» Input records

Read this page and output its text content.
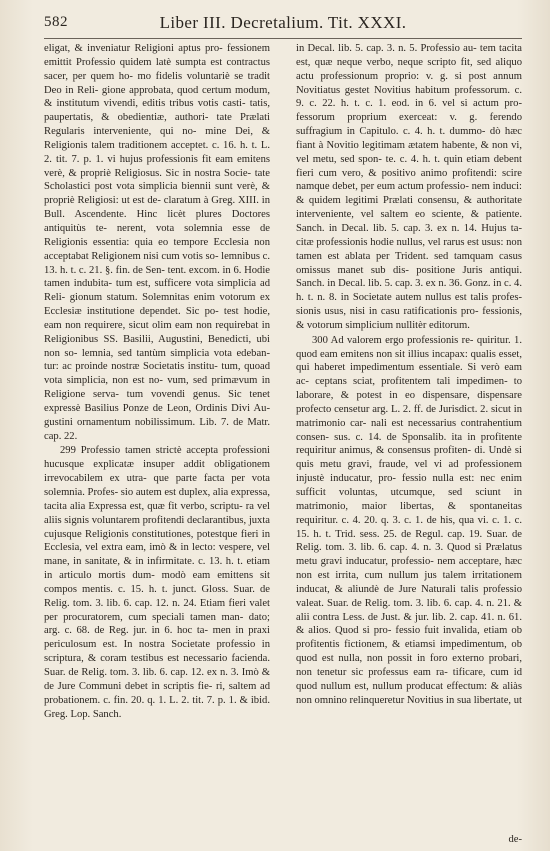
582	Liber III. Decretalium. Tit. XXXI.

eligat, & inveniatur Religioni aptus pro- fessionem emittit Professio quidem latè sumpta est contractus sacer, per quem ho- mo fidelis voluntariè se tradit Deo in Reli- gione approbata, quod certum modum, & institutum vivendi, editis tribus votis casti- tatis, paupertatis, & obedientiæ, authori- tate Prælati Regularis interveniente, qui no- mine Dei, & Religionis talem traditionem acceptet. c. 16. h. t. L. 2. tit. 7. p. 1. vi hujus professionis fit eam emitens verè, & propriè Religiosus. Sic in nostra Socie- tate Scholastici post vota simplicia biennii sunt verè, & propriè Religiosi: ut est de- claratum à Greg. XIII. in Bull. Ascendente. Hinc licèt plures Doctores antiquitùs te- nerent, vota solemnia esse de Religionis essentia: quia eo tempore Ecclesia non acceptabat Religionem nisi cum votis so- lemnibus c. 13. h. t. c. 21. §. fin. de Sen- tent. excom. in 6. Hodie tamen indubita- tum est, sufficere vota simplicia ad Reli- gionum statum. Solemnitas enim votorum ex Ecclesiæ institutione dependet. Sic po- test hodie, eam non requirere, sicut olim eam non requirebat in Religionibus SS. Basilii, Augustini, Benedicti, ubi non so- lemnia, sed tantùm simplicia vota edeban- tur: ac proinde nostræ Societatis institu- tum, quoad vota simplicia, non est no- vum, sed primævum in Religione serva- tum vovendi genus. Sic tenet expressè Basilius Ponze de Leon, Ordinis Divi Au- gustini ornamentum nobilissimum. Lib. 7. de Matr. cap. 22.

299 Professio tamen strictè accepta professioni hucusque explicatæ insuper addit obligationem irrevocabilem ex utra- que parte facta per vota solemnia. Profes- sio autem est duplex, alia expressa, tacita alia Expressa est, quæ fit verbo, scriptu- ra vel aliis signis voluntarem profitendi declarantibus, juxta cujusque Religionis constitutiones, potestque fieri in Ecclesia, vel extra eam, imò & in lecto: vespere, vel mane, in sanitate, & in infirmitate. c. 13. h. t. etiam in articulo mortis dum- modò eam emittens sit compos mentis. c. 15. h. t. junct. Gloss. Suar. de Relig. tom. 3. lib. 6. cap. 12. n. 24. Etiam fieri valet per procuratorem, cum speciali tamen man- dato; arg. c. 68. de Reg. jur. in 6. hoc ta- men in praxi periculosum est. In nostra Societate professio in scriptura, & coram testibus est necessario facienda. Suar. de Relig. tom. 3. lib. 6. cap. 12. ex n. 3. Imò & de Jure Communi debet in scriptis fie- ri, saltem ad probationem. c. fin. 20. q. 1. L. 2. tit. 7. p. 1. & ibid. Greg. Lop. Sanch.

in Decal. lib. 5. cap. 3. n. 5. Professio au- tem tacita est, quæ neque verbo, neque scripto fit, sed aliquo actu professionum proprio: v. g. si post annum Novitiatus gestet Novitius habitum professorum. c. 9. c. 22. h. t. c. 1. eod. in 6. vel si actum pro- fessorum proprium exerceat: v. g. ferendo suffragium in Capitulo. c. 4. h. t. dummo- dò hæc fiant à Novitio legitimam ætatem habente, & non vi, vel metu, sed spon- te. c. 4. h. t. quin etiam debent fieri cum vero, & positivo animo profitendi: scire namque debet, per eum actum professio- nem induci: & quidem legitimi Prælati consensu, & authoritate interveniente, vel saltem eo sciente, & patiente. Sanch. in Decal. lib. 5. cap. 3. ex n. 14. Hujus ta- citæ professionis hodie nullus, vel rarus est usus: non tamen est ablata per Trident. sed tamquam casus omissus manet sub dis- positione Juris antiqui. Sanch. in Decal. lib. 5. cap. 3. ex n. 36. Gonz. in c. 4. h. t. n. 8. in Societate autem nullus est talis profes- sionis usus, nisi in casu ratificationis pro- fessionis, & votorum simplicium nullitèr editorum.

300 Ad valorem ergo professionis re- quiritur. 1. quod eam emitens non sit illius incapax: qualis esset, qui haberet impedimentum essentiale. Si verò eam ac- ceptans sciat, profitentem tali impedimen- to laborare, & potest in eo dispensare, dispensare profecto censetur arg. L. 2. ff. de Jurisdict. 2. sicut in matrimonio car- nali est necessarius contrahentium consen- sus. c. 14. de Sponsalib. ita in profitente requiritur animus, & consensus profiten- di. Undè si quis metu gravi, fraude, vel vi ad professionem injustè inducatur, pro- fessio nulla est: nec enim sufficit voluntas, utcumque, sed sciunt in matrimonio, maior libertas, & spontaneitas requiritur. c. 4. 20. q. 3. c. 1. de his, qua vi. c. 1. c. 15. h. t. Trid. sess. 25. de Regul. cap. 19. Suar. de Relig. tom. 3. lib. 6. cap. 4. n. 3. Quod si Prælatus metu gravi inducatur, professio- nem acceptare, hæc non est irrita, cum nullum jus talem irritationem inducat, & aliundè de Jure Naturali talis professio valeat. Suar. de Relig. tom. 3. lib. 6. cap. 4. n. 21. & alii contra Less. de Just. & jur. lib. 2. cap. 41. n. 61. & alios. Quod si pro- fessio fuit invalida, etiam ob profitentis fictionem, & etiamsi impedimentum, ob quod est nulla, non possit in foro externo probari, non tenetur sic professus eam ra- tificare, cum id quod nullum est, nullum producat effectum: & aliàs non omnino relinqueretur Novitius in sua libertate, ut

de-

» Exercise task
Give all the lines above again, character for character, without pictures.

» Written solution
Read this page and output its text content.
582	Liber III. Decretalium. Tit. XXXI.

eligat, & inveniatur Religioni aptus pro- fessionem emittit Professio quidem latè sumpta est contractus sacer, per quem ho- mo fidelis voluntariè se tradit Deo in Reli- gione approbata, quod certum modum, & institutum vivendi, editis tribus votis casti- tatis, paupertatis, & obedientiæ, authori- tate Prælati Regularis interveniente, qui no- mine Dei, & Religionis talem traditionem acceptet. c. 16. h. t. L. 2. tit. 7. p. 1. vi hujus professionis fit eam emitens verè, & propriè Religiosus. Sic in nostra Socie- tate Scholastici post vota simplicia biennii sunt verè, & propriè Religiosi: ut est de- claratum à Greg. XIII. in Bull. Ascendente. Hinc licèt plures Doctores antiquitùs te- nerent, vota solemnia esse de Religionis essentia: quia eo tempore Ecclesia non acceptabat Religionem nisi cum votis so- lemnibus c. 13. h. t. c. 21. §. fin. de Sen- tent. excom. in 6. Hodie tamen indubita- tum est, sufficere vota simplicia ad Reli- gionum statum. Solemnitas enim votorum ex Ecclesiæ institutione dependet. Sic po- test hodie, eam non requirere, sicut olim eam non requirebat in Religionibus SS. Basilii, Augustini, Benedicti, ubi non so- lemnia, sed tantùm simplicia vota edeban- tur: ac proinde nostræ Societatis institu- tum, quoad vota simplicia, non est no- vum, sed primævum in Religione serva- tum vovendi genus. Sic tenet expressè Basilius Ponze de Leon, Ordinis Divi Au- gustini ornamentum nobilissimum. Lib. 7. de Matr. cap. 22.

299 Professio tamen strictè accepta professioni hucusque explicatæ insuper addit obligationem irrevocabilem ex utra- que parte facta per vota solemnia. Profes- sio autem est duplex, alia expressa, tacita alia Expressa est, quæ fit verbo, scriptu- ra vel aliis signis voluntarem profitendi declarantibus, juxta cujusque Religionis constitutiones, potestque fieri in Ecclesia, vel extra eam, imò & in lecto: vespere, vel mane, in sanitate, & in infirmitate. c. 13. h. t. etiam in articulo mortis dum- modò eam emittens sit compos mentis. c. 15. h. t. junct. Gloss. Suar. de Relig. tom. 3. lib. 6. cap. 12. n. 24. Etiam fieri valet per procuratorem, cum speciali tamen man- dato; arg. c. 68. de Reg. jur. in 6. hoc ta- men in praxi periculosum est. In nostra Societate professio in scriptura, & coram testibus est necessario facienda. Suar. de Relig. tom. 3. lib. 6. cap. 12. ex n. 3. Imò & de Jure Communi debet in scriptis fie- ri, saltem ad probationem. c. fin. 20. q. 1. L. 2. tit. 7. p. 1. & ibid. Greg. Lop. Sanch.

in Decal. lib. 5. cap. 3. n. 5. Professio au- tem tacita est, quæ neque verbo, neque scripto fit, sed aliquo actu professionum proprio: v. g. si post annum Novitiatus gestet Novitius habitum professorum. c. 9. c. 22. h. t. c. 1. eod. in 6. vel si actum pro- fessorum proprium exerceat: v. g. ferendo suffragium in Capitulo. c. 4. h. t. dummo- dò hæc fiant à Novitio legitimam ætatem habente, & non vi, vel metu, sed spon- te. c. 4. h. t. quin etiam debent fieri cum vero, & positivo animo profitendi: scire namque debet, per eum actum professio- nem induci: & quidem legitimi Prælati consensu, & authoritate interveniente, vel saltem eo sciente, & patiente. Sanch. in Decal. lib. 5. cap. 3. ex n. 14. Hujus ta- citæ professionis hodie nullus, vel rarus est usus: non tamen est ablata per Trident. sed tamquam casus omissus manet sub dis- positione Juris antiqui. Sanch. in Decal. lib. 5. cap. 3. ex n. 36. Gonz. in c. 4. h. t. n. 8. in Societate autem nullus est talis profes- sionis usus, nisi in casu ratificationis pro- fessionis, & votorum simplicium nullitèr editorum.

300 Ad valorem ergo professionis re- quiritur. 1. quod eam emitens non sit illius incapax: qualis esset, qui haberet impedimentum essentiale. Si verò eam ac- ceptans sciat, profitentem tali impedimen- to laborare, & potest in eo dispensare, dispensare profecto censetur arg. L. 2. ff. de Jurisdict. 2. sicut in matrimonio car- nali est necessarius contrahentium consen- sus. c. 14. de Sponsalib. ita in profitente requiritur animus, & consensus profiten- di. Undè si quis metu gravi, fraude, vel vi ad professionem injustè inducatur, pro- fessio nulla est: nec enim sufficit voluntas, utcumque, sed sciunt in matrimonio, maior libertas, & spontaneitas requiritur. c. 4. 20. q. 3. c. 1. de his, qua vi. c. 1. c. 15. h. t. Trid. sess. 25. de Regul. cap. 19. Suar. de Relig. tom. 3. lib. 6. cap. 4. n. 3. Quod si Prælatus metu gravi inducatur, professio- nem acceptare, hæc non est irrita, cum nullum jus talem irritationem inducat, & aliundè de Jure Naturali talis professio valeat. Suar. de Relig. tom. 3. lib. 6. cap. 4. n. 21. & alii contra Less. de Just. & jur. lib. 2. cap. 41. n. 61. & alios. Quod si pro- fessio fuit invalida, etiam ob profitentis fictionem, & etiamsi impedimentum, ob quod est nulla, non possit in foro externo probari, non tenetur sic professus eam ra- tificare, cum id quod nullum est, nullum producat effectum: & aliàs non omnino relinqueretur Novitius in sua libertate, ut

de-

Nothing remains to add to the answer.